[Entries taken from a collection]
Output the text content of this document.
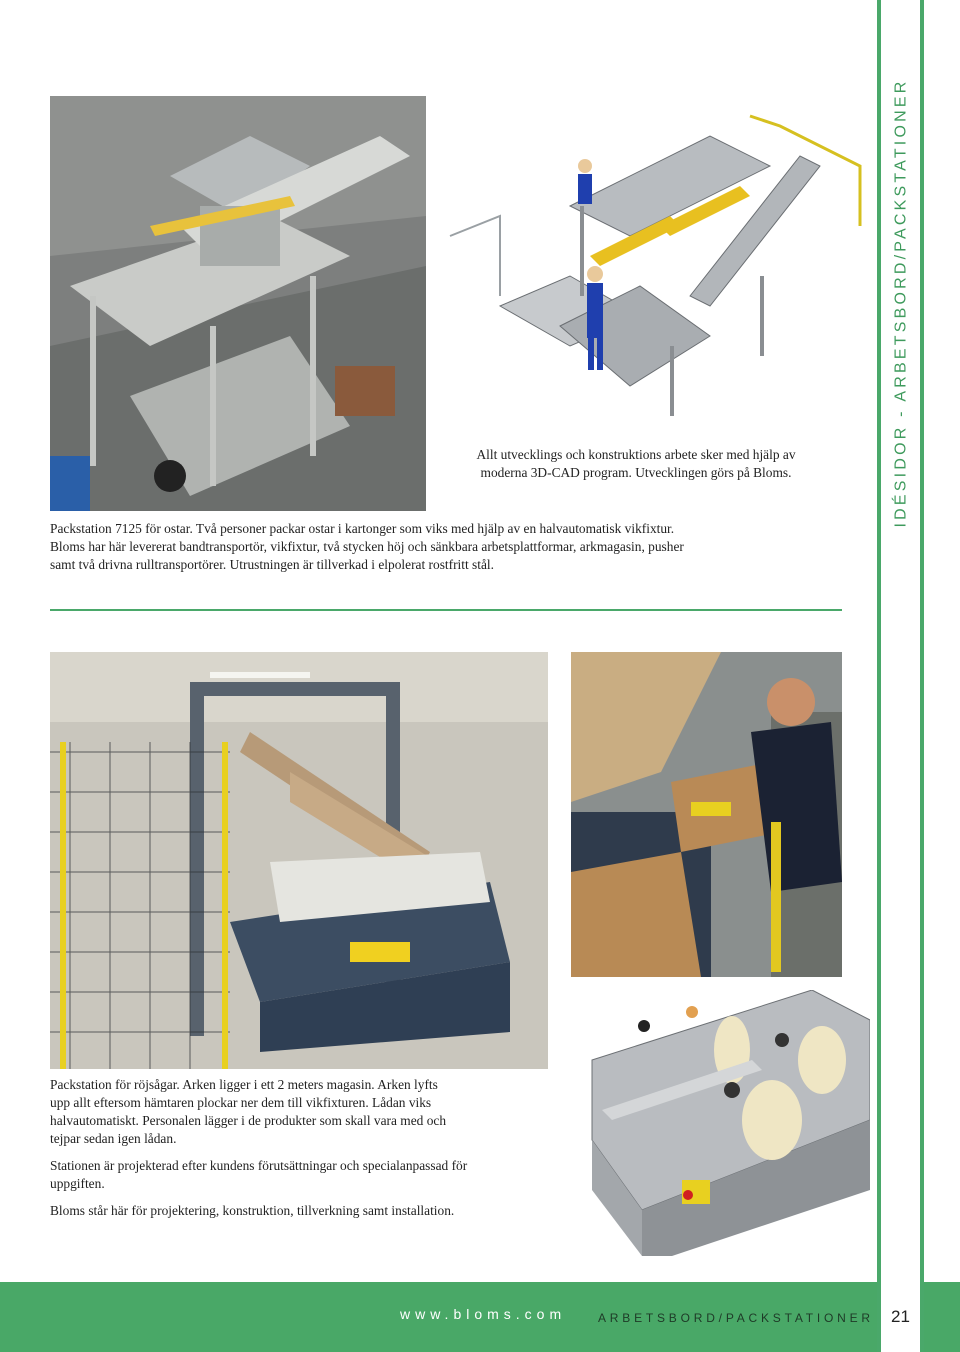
Allt utvecklings och konstruktions arbete sker med hjälp av

moderna 3D-CAD program. Utvecklingen görs på Bloms.

Packstation 7125 för ostar. Två personer packar ostar i kartonger som viks med hjälp av en halvautomatisk vikfixtur.

Bloms har här levererat bandtransportör, vikfixtur, två stycken höj och sänkbara arbetsplattformar, arkmagasin, pusher

samt två drivna rulltransportörer. Utrustningen är tillverkad i elpolerat rostfritt stål.

Packstation för röjsågar. Arken ligger i ett 2 meters magasin. Arken lyfts

upp allt eftersom hämtaren plockar ner dem till vikfixturen. Lådan viks

halvautomatiskt. Personalen lägger i de produkter som skall vara med och

tejpar sedan igen lådan.

Stationen är projekterad efter kundens förutsättningar och specialanpassad för

uppgiften.

Bloms står här för projektering, konstruktion, tillverkning samt installation.

IDÉSIDOR - ARBETSBORD/PACKSTATIONER
www.bloms.com	ARBETSBORD/PACKSTATIONER	21
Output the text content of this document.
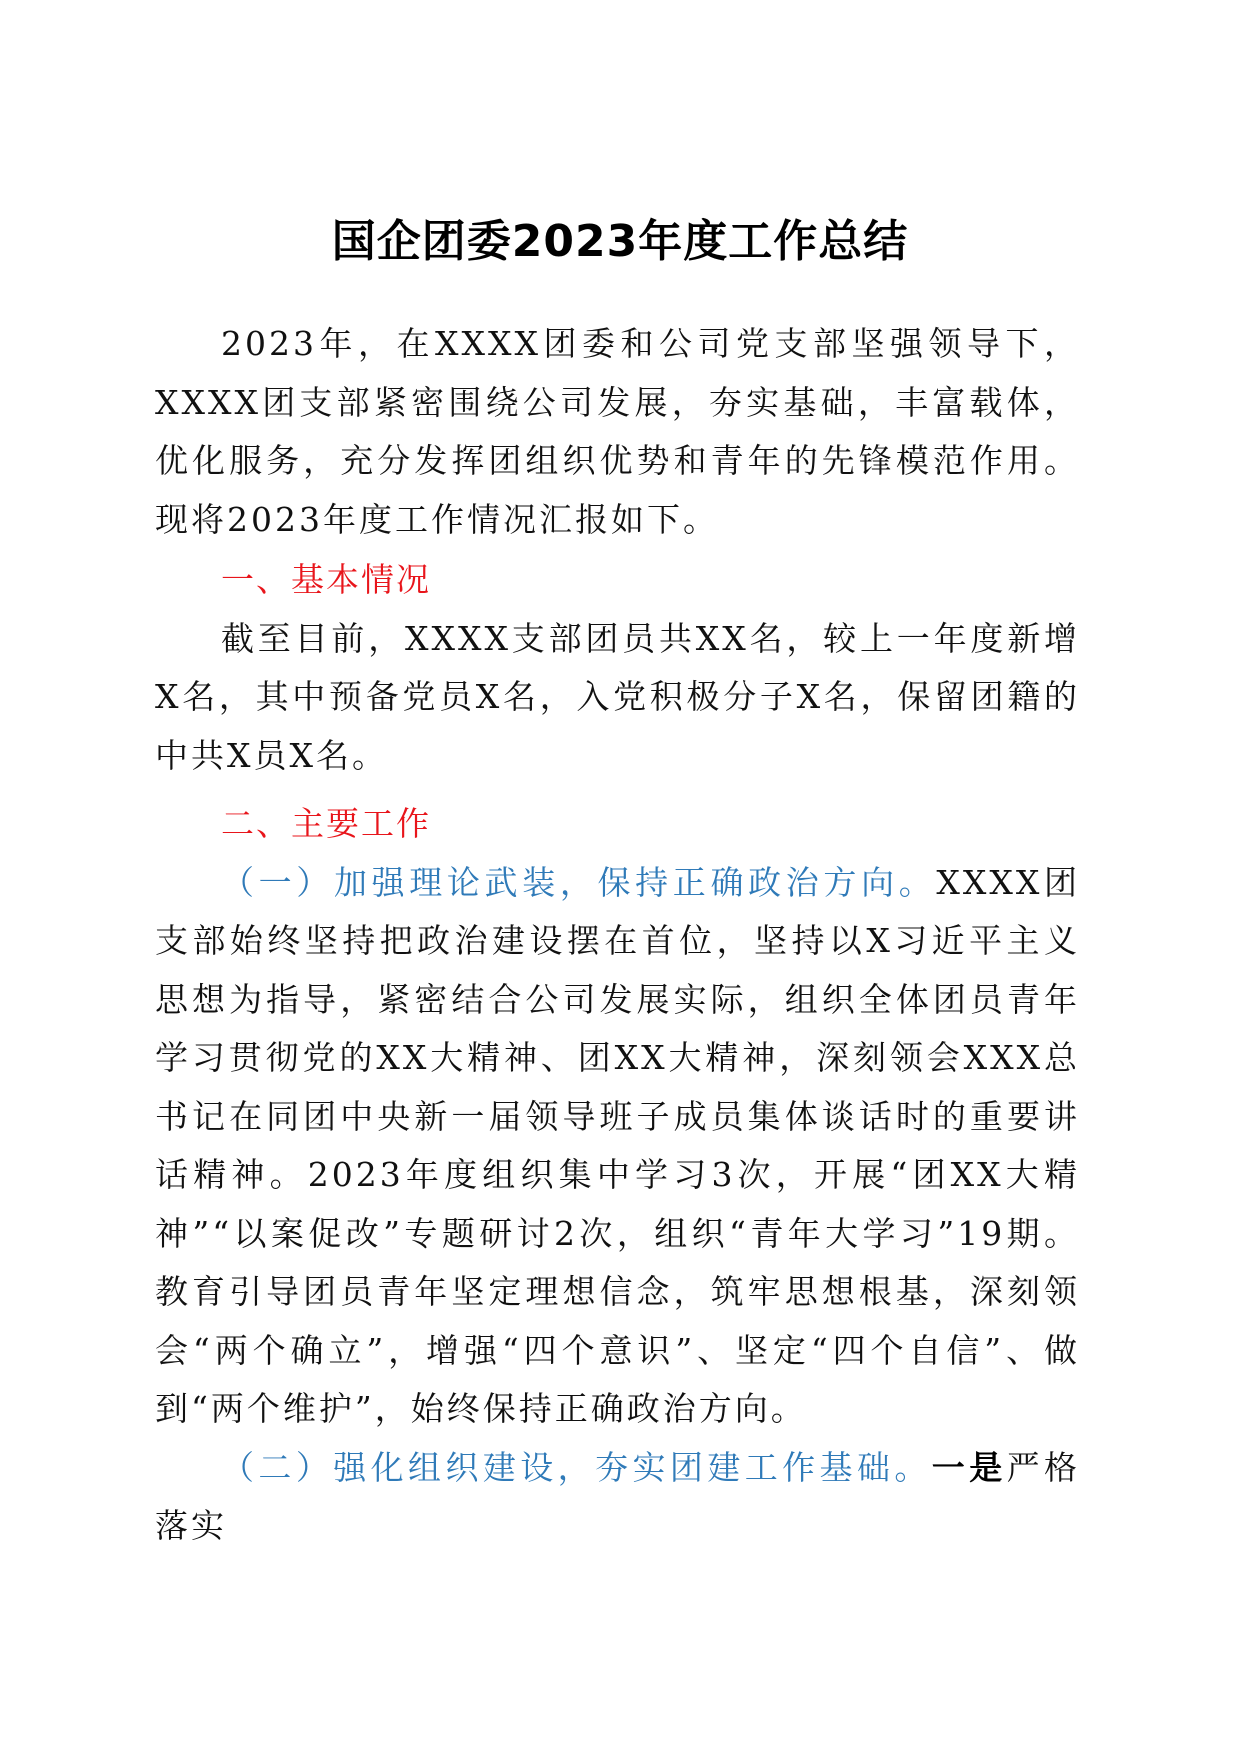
国企团委2023年度工作总结

2023年，在XXXX团委和公司党支部坚强领导下，XXXX团支部紧密围绕公司发展，夯实基础，丰富载体，优化服务，充分发挥团组织优势和青年的先锋模范作用。现将2023年度工作情况汇报如下。

一、基本情况

截至目前，XXXX支部团员共XX名，较上一年度新增X名，其中预备党员X名，入党积极分子X名，保留团籍的中共X员X名。

二、主要工作

（一）加强理论武装，保持正确政治方向。XXXX团支部始终坚持把政治建设摆在首位，坚持以X习近平主义思想为指导，紧密结合公司发展实际，组织全体团员青年学习贯彻党的XX大精神、团XX大精神，深刻领会XXX总书记在同团中央新一届领导班子成员集体谈话时的重要讲话精神。2023年度组织集中学习3次，开展“团XX大精神”“以案促改”专题研讨2次，组织“青年大学习”19期。教育引导团员青年坚定理想信念，筑牢思想根基，深刻领会“两个确立”，增强“四个意识”、坚定“四个自信”、做到“两个维护”，始终保持正确政治方向。

（二）强化组织建设，夯实团建工作基础。一是严格落实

What to produce:
Skip the pictures, then retype every line above exactly.

Full response:
Output the text content of this document.
Allt utvecklings och konstruktions arbete sker med hjälp av

moderna 3D-CAD program. Utvecklingen görs på Bloms.

Packstation 7125 för ostar. Två personer packar ostar i kartonger som viks med hjälp av en halvautomatisk vikfixtur.

Bloms har här levererat bandtransportör, vikfixtur, två stycken höj och sänkbara arbetsplattformar, arkmagasin, pusher

samt två drivna rulltransportörer. Utrustningen är tillverkad i elpolerat rostfritt stål.

Packstation för röjsågar. Arken ligger i ett 2 meters magasin. Arken lyfts

upp allt eftersom hämtaren plockar ner dem till vikfixturen. Lådan viks

halvautomatiskt. Personalen lägger i de produkter som skall vara med och

tejpar sedan igen lådan.

Stationen är projekterad efter kundens förutsättningar och specialanpassad för

uppgiften.

Bloms står här för projektering, konstruktion, tillverkning samt installation.

IDÉSIDOR - ARBETSBORD/PACKSTATIONER
www.bloms.com	ARBETSBORD/PACKSTATIONER	21
Output the text content of this document.
国企团委2023年度工作总结

2023年，在XXXX团委和公司党支部坚强领导下，XXXX团支部紧密围绕公司发展，夯实基础，丰富载体，优化服务，充分发挥团组织优势和青年的先锋模范作用。现将2023年度工作情况汇报如下。

一、基本情况

截至目前，XXXX支部团员共XX名，较上一年度新增X名，其中预备党员X名，入党积极分子X名，保留团籍的中共X员X名。

二、主要工作

（一）加强理论武装，保持正确政治方向。XXXX团支部始终坚持把政治建设摆在首位，坚持以X习近平主义思想为指导，紧密结合公司发展实际，组织全体团员青年学习贯彻党的XX大精神、团XX大精神，深刻领会XXX总书记在同团中央新一届领导班子成员集体谈话时的重要讲话精神。2023年度组织集中学习3次，开展“团XX大精神”“以案促改”专题研讨2次，组织“青年大学习”19期。教育引导团员青年坚定理想信念，筑牢思想根基，深刻领会“两个确立”，增强“四个意识”、坚定“四个自信”、做到“两个维护”，始终保持正确政治方向。

（二）强化组织建设，夯实团建工作基础。一是严格落实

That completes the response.